# [Directions for this task]
Rewrite the records below as a Markdown table with two columns, Row for a running number and Line for the line itself. Leave out any blank lines.

───── Records supplied

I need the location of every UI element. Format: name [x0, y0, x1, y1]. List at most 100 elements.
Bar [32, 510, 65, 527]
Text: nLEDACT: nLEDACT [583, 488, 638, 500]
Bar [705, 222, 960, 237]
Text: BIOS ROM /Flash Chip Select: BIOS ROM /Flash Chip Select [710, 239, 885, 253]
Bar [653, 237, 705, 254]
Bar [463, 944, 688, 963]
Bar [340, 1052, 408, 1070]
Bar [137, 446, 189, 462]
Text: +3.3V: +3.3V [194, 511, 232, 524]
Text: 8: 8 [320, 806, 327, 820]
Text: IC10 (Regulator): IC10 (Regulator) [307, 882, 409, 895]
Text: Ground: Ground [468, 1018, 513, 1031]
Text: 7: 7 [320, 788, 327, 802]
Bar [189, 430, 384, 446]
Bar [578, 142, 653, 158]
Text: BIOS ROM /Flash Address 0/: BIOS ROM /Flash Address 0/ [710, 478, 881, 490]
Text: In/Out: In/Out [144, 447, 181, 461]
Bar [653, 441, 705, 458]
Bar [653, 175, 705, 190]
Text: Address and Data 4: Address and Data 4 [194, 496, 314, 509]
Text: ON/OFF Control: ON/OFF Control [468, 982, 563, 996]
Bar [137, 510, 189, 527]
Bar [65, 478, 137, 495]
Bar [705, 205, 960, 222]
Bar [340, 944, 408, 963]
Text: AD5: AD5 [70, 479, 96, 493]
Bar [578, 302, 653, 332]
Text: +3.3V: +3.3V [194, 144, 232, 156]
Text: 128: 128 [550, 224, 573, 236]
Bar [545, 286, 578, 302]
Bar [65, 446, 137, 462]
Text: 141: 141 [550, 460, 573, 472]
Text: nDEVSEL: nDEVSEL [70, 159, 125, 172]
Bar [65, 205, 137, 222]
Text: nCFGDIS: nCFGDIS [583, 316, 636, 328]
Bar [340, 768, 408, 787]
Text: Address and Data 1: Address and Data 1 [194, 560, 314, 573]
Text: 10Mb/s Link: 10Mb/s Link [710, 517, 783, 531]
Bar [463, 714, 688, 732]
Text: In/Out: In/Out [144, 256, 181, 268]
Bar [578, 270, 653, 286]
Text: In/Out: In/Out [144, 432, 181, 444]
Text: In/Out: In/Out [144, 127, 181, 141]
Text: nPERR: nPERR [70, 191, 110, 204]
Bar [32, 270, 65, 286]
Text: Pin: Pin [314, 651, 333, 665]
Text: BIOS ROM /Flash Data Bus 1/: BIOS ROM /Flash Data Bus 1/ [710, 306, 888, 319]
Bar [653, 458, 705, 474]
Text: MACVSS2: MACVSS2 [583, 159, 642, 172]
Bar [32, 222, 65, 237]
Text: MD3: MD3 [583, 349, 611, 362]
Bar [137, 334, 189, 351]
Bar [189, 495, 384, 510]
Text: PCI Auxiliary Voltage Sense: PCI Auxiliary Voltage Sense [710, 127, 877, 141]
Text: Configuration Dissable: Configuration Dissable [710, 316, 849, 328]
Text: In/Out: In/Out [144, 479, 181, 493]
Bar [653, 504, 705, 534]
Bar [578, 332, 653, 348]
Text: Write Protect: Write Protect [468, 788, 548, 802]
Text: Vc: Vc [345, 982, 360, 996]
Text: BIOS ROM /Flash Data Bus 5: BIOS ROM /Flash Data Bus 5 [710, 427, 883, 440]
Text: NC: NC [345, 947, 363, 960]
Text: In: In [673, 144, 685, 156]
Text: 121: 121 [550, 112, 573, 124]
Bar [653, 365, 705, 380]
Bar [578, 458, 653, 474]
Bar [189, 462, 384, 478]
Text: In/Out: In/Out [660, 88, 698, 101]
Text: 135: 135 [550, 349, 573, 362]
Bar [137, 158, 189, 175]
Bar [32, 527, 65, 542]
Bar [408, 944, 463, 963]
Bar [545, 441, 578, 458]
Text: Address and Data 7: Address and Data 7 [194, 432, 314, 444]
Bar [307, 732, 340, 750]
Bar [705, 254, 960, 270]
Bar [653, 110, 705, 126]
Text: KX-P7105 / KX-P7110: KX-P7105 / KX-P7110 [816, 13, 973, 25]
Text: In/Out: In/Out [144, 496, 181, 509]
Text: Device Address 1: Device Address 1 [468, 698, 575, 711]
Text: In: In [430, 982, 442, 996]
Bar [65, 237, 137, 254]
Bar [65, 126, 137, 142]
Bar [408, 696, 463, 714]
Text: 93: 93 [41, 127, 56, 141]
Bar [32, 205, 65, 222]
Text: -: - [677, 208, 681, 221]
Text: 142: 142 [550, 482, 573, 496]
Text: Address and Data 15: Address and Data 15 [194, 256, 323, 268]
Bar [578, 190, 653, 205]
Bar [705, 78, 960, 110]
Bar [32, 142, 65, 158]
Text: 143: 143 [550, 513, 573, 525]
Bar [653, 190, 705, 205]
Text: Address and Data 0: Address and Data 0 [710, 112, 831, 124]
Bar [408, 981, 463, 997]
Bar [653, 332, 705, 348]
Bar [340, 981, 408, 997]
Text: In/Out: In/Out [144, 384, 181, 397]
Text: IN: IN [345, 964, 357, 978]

──────────

# [The response]
| Row | Line |
|---|---|
| 1 | I need the location of every UI element. Format: name [x0, y0, x1, y1]. List at most 100 elements. |
| 2 | Bar [32, 510, 65, 527] |
| 3 | Text: nLEDACT: nLEDACT [583, 488, 638, 500] |
| 4 | Bar [705, 222, 960, 237] |
| 5 | Text: BIOS ROM /Flash Chip Select: BIOS ROM /Flash Chip Select [710, 239, 885, 253] |
| 6 | Bar [653, 237, 705, 254] |
| 7 | Bar [463, 944, 688, 963] |
| 8 | Bar [340, 1052, 408, 1070] |
| 9 | Bar [137, 446, 189, 462] |
| 10 | Text: +3.3V: +3.3V [194, 511, 232, 524] |
| 11 | Text: 8: 8 [320, 806, 327, 820] |
| 12 | Text: IC10 (Regulator): IC10 (Regulator) [307, 882, 409, 895] |
| 13 | Text: Ground: Ground [468, 1018, 513, 1031] |
| 14 | Text: 7: 7 [320, 788, 327, 802] |
| 15 | Bar [189, 430, 384, 446] |
| 16 | Bar [578, 142, 653, 158] |
| 17 | Text: BIOS ROM /Flash Address 0/: BIOS ROM /Flash Address 0/ [710, 478, 881, 490] |
| 18 | Text: In/Out: In/Out [144, 447, 181, 461] |
| 19 | Bar [653, 441, 705, 458] |
| 20 | Bar [653, 175, 705, 190] |
| 21 | Text: Address and Data 4: Address and Data 4 [194, 496, 314, 509] |
| 22 | Text: ON/OFF Control: ON/OFF Control [468, 982, 563, 996] |
| 23 | Bar [137, 510, 189, 527] |
| 24 | Bar [65, 478, 137, 495] |
| 25 | Bar [705, 205, 960, 222] |
| 26 | Bar [340, 944, 408, 963] |
| 27 | Text: AD5: AD5 [70, 479, 96, 493] |
| 28 | Bar [578, 302, 653, 332] |
| 29 | Text: +3.3V: +3.3V [194, 144, 232, 156] |
| 30 | Text: 128: 128 [550, 224, 573, 236] |
| 31 | Bar [545, 286, 578, 302] |
| 32 | Bar [65, 446, 137, 462] |
| 33 | Text: 141: 141 [550, 460, 573, 472] |
| 34 | Text: nDEVSEL: nDEVSEL [70, 159, 125, 172] |
| 35 | Bar [65, 205, 137, 222] |
| 36 | Text: nCFGDIS: nCFGDIS [583, 316, 636, 328] |
| 37 | Bar [340, 768, 408, 787] |
| 38 | Text: Address and Data 1: Address and Data 1 [194, 560, 314, 573] |
| 39 | Text: 10Mb/s Link: 10Mb/s Link [710, 517, 783, 531] |
| 40 | Bar [463, 714, 688, 732] |
| 41 | Text: In/Out: In/Out [144, 256, 181, 268] |
| 42 | Bar [578, 270, 653, 286] |
| 43 | Text: In/Out: In/Out [144, 432, 181, 444] |
| 44 | Text: In/Out: In/Out [144, 127, 181, 141] |
| 45 | Text: nPERR: nPERR [70, 191, 110, 204] |
| 46 | Bar [32, 270, 65, 286] |
| 47 | Text: Pin: Pin [314, 651, 333, 665] |
| 48 | Text: BIOS ROM /Flash Data Bus 1/: BIOS ROM /Flash Data Bus 1/ [710, 306, 888, 319] |
| 49 | Bar [653, 458, 705, 474] |
| 50 | Text: MACVSS2: MACVSS2 [583, 159, 642, 172] |
| 51 | Bar [32, 222, 65, 237] |
| 52 | Text: MD3: MD3 [583, 349, 611, 362] |
| 53 | Bar [137, 334, 189, 351] |
| 54 | Bar [189, 495, 384, 510] |
| 55 | Text: PCI Auxiliary Voltage Sense: PCI Auxiliary Voltage Sense [710, 127, 877, 141] |
| 56 | Text: Configuration Dissable: Configuration Dissable [710, 316, 849, 328] |
| 57 | Text: In/Out: In/Out [144, 479, 181, 493] |
| 58 | Bar [653, 504, 705, 534] |
| 59 | Bar [578, 332, 653, 348] |
| 60 | Text: Write Protect: Write Protect [468, 788, 548, 802] |
| 61 | Text: Vc: Vc [345, 982, 360, 996] |
| 62 | Text: BIOS ROM /Flash Data Bus 5: BIOS ROM /Flash Data Bus 5 [710, 427, 883, 440] |
| 63 | Text: NC: NC [345, 947, 363, 960] |
| 64 | Text: In: In [673, 144, 685, 156] |
| 65 | Text: 121: 121 [550, 112, 573, 124] |
| 66 | Bar [653, 365, 705, 380] |
| 67 | Bar [578, 458, 653, 474] |
| 68 | Bar [189, 462, 384, 478] |
| 69 | Text: In/Out: In/Out [660, 88, 698, 101] |
| 70 | Text: 135: 135 [550, 349, 573, 362] |
| 71 | Bar [137, 158, 189, 175] |
| 72 | Bar [32, 527, 65, 542] |
| 73 | Bar [408, 944, 463, 963] |
| 74 | Bar [545, 441, 578, 458] |
| 75 | Text: Address and Data 7: Address and Data 7 [194, 432, 314, 444] |
| 76 | Bar [307, 732, 340, 750] |
| 77 | Bar [705, 254, 960, 270] |
| 78 | Bar [653, 110, 705, 126] |
| 79 | Text: KX-P7105 / KX-P7110: KX-P7105 / KX-P7110 [816, 13, 973, 25] |
| 80 | Text: In/Out: In/Out [144, 496, 181, 509] |
| 81 | Text: Device Address 1: Device Address 1 [468, 698, 575, 711] |
| 82 | Text: In: In [430, 982, 442, 996] |
| 83 | Bar [65, 237, 137, 254] |
| 84 | Bar [65, 126, 137, 142] |
| 85 | Bar [408, 696, 463, 714] |
| 86 | Text: 93: 93 [41, 127, 56, 141] |
| 87 | Bar [32, 205, 65, 222] |
| 88 | Text: -: - [677, 208, 681, 221] |
| 89 | Text: 142: 142 [550, 482, 573, 496] |
| 90 | Text: Address and Data 15: Address and Data 15 [194, 256, 323, 268] |
| 91 | Bar [578, 190, 653, 205] |
| 92 | Bar [705, 78, 960, 110] |
| 93 | Bar [32, 142, 65, 158] |
| 94 | Text: 143: 143 [550, 513, 573, 525] |
| 95 | Bar [653, 190, 705, 205] |
| 96 | Text: Address and Data 0: Address and Data 0 [710, 112, 831, 124] |
| 97 | Bar [408, 981, 463, 997] |
| 98 | Bar [653, 332, 705, 348] |
| 99 | Bar [340, 981, 408, 997] |
| 100 | Text: In/Out: In/Out [144, 384, 181, 397] |
| 101 | Text: IN: IN [345, 964, 357, 978] |